-- start of EXTRACTED TEXT --

The CFPB drops its lawsuit against Capital One, marking a major reversal
Laurel Wamsley
Jonathan McKernan, nominee for Director of the Consumer Financial Protection Bureau, testifies before the Senate Banking Committee on Thursday in Washington, D.C.
The Consumer Financial Protection Bureau on Thursday dropped five major legal cases it had underway — including a big lawsuit against Capital One — marking a major reversal for an agency that had pursued aggressive action against financial institutions accused of wrongdoing during the Biden administration.
Just last month, the CFPB had accused Capital One of failing to pay more than $2 billion in interest to customers by misleading them into thinking they would be getting higher rates. Capital One denied the charges.
The bureau also dropped its cases against Rocket Homes, Pennsylvania Higher Education Assistance Agency, Vanderbilt Mortgage and Finance, and Heights Finance Holding Company.
News of the court filings dismissing the CFPB’s legal cases came just as the Senate Banking Committee was grilling President Trump’s nominee to lead the agency, Jonathan McKernan.

-- end of EXTRACTED TEXT --

STATED EXERCISE —
Rewrite the part of the CFPB article that begins at "The bureau also" and stops after "agency, Jonathan McKernan.", using "questioning" in place of "grilling".

-- start of SOURCE EXCERPT --

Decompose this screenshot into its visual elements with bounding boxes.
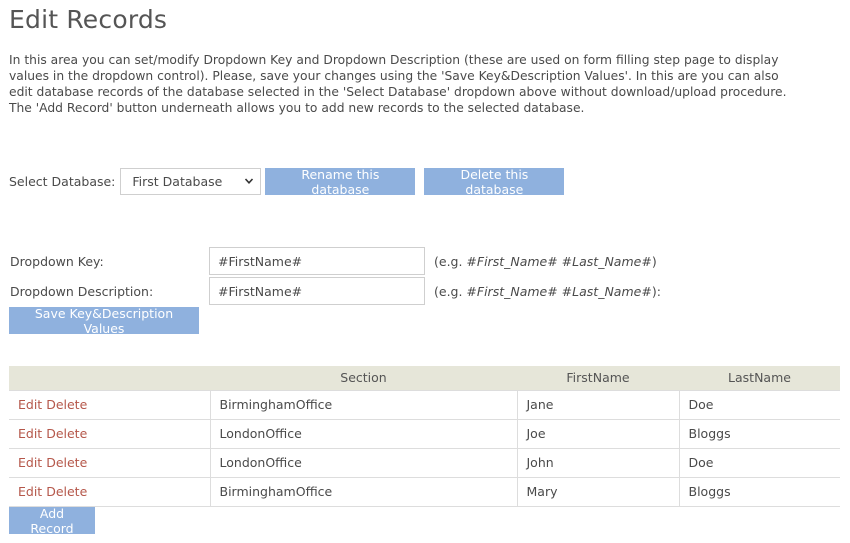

-- end of SOURCE EXCERPT --

EXERCISE OUTPUT —
The bureau also dropped its cases against Rocket Homes, Pennsylvania Higher Education Assistance Agency, Vanderbilt Mortgage and Finance, and Heights Finance Holding Company.
News of the court filings dismissing the CFPB’s legal cases came just as the Senate Banking Committee was questioning President Trump’s nominee to lead the agency, Jonathan McKernan.